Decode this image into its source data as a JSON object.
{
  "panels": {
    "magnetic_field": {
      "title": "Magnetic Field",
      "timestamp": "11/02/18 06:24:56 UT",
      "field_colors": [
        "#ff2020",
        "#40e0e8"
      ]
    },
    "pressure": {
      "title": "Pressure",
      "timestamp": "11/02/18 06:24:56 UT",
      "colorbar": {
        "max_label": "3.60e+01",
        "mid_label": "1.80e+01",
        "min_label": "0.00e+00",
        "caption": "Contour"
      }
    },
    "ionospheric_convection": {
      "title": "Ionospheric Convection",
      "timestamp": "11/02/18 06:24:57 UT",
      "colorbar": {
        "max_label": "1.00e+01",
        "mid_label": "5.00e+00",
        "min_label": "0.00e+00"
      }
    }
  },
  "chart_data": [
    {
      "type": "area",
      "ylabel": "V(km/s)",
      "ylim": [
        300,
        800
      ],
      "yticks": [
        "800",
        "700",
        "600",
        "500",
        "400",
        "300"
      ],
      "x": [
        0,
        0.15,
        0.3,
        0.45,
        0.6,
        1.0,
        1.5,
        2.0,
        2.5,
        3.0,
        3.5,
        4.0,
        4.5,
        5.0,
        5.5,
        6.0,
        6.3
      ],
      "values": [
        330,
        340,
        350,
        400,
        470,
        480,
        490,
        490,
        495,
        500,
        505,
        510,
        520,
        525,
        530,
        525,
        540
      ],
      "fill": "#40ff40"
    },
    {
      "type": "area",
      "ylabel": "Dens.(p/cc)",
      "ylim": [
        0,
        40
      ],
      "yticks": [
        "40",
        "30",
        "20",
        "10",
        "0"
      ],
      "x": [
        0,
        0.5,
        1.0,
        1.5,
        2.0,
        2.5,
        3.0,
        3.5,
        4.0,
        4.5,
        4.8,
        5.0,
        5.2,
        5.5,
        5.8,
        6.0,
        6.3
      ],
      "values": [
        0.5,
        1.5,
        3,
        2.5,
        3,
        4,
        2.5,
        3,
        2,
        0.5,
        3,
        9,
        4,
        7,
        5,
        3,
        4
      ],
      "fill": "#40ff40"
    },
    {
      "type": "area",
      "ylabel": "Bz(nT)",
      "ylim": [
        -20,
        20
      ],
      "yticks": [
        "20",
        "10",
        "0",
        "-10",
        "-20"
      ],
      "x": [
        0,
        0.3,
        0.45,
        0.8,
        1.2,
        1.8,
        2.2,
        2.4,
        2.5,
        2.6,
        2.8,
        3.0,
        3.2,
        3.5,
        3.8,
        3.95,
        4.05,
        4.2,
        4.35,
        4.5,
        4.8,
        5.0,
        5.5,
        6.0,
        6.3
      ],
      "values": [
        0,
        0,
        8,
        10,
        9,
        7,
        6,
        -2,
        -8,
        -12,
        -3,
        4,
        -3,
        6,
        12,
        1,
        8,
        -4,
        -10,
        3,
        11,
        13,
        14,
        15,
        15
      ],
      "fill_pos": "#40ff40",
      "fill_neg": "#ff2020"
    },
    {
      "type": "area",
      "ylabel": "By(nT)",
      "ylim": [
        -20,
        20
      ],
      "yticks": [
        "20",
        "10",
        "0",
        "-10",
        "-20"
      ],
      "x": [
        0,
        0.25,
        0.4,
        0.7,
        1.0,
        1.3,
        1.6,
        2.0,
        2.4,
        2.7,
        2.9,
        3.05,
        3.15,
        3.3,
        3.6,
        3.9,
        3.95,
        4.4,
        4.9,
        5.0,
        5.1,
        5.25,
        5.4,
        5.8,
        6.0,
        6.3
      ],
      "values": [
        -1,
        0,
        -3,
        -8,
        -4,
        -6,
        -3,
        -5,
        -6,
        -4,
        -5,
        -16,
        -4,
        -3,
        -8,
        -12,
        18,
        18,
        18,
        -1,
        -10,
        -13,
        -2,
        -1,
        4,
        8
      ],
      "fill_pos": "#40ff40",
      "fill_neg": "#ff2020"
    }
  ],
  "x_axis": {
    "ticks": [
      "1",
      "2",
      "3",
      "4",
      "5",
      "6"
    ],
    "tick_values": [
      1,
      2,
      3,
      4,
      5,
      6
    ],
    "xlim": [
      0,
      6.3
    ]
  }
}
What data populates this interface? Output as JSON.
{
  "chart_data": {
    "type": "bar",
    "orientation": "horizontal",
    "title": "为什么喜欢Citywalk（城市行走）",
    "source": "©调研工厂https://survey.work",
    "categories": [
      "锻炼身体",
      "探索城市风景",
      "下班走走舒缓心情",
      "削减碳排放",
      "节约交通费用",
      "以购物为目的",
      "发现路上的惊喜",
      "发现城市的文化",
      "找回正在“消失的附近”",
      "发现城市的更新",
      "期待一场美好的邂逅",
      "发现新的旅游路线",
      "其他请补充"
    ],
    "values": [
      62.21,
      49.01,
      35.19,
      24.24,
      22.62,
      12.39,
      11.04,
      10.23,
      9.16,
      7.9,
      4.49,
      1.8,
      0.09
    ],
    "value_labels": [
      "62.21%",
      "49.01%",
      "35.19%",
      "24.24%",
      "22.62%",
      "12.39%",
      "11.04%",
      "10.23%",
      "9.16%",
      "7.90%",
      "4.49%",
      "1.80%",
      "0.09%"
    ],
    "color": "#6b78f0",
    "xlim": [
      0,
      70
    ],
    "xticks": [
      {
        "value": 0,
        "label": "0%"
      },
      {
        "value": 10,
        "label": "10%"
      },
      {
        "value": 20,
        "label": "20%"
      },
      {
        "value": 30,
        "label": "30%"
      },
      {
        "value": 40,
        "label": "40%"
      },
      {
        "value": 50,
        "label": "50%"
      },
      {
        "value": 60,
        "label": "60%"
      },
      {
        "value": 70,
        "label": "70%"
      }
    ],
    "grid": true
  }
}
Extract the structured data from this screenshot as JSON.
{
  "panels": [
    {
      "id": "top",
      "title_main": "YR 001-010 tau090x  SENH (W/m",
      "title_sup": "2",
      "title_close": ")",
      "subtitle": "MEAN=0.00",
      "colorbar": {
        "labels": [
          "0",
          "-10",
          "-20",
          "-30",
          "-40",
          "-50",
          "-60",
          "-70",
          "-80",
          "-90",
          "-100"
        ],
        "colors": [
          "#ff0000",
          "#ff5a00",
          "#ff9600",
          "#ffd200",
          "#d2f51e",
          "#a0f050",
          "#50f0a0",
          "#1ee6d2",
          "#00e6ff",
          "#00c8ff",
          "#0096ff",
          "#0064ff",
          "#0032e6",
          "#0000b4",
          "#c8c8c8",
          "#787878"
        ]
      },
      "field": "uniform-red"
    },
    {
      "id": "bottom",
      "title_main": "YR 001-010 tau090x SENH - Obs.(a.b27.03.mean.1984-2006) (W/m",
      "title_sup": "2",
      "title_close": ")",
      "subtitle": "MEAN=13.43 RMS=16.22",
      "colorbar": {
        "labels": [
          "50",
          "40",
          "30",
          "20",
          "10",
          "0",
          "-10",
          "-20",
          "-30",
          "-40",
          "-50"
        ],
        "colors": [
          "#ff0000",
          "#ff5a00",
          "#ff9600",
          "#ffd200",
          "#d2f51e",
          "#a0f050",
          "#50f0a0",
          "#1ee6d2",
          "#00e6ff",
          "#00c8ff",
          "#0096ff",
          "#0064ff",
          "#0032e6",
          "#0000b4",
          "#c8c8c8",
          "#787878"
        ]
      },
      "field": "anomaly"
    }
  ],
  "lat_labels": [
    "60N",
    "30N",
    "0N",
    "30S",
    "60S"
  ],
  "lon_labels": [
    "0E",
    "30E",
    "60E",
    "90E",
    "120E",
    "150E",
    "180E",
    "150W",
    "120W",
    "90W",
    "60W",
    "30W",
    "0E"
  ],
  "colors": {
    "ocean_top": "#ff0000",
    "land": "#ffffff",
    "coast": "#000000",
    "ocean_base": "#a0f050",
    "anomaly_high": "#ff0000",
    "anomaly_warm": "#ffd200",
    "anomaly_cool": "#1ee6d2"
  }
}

****

» **YOUR INSTRUCTIONS**: From the listing above, collect every line that mentions the word "SENH".

» **WORKED ANSWER**:
      "title_main": "YR 001-010 tau090x  SENH (W/m",
      "title_main": "YR 001-010 tau090x SENH - Obs.(a.b27.03.mean.1984-2006) (W/m",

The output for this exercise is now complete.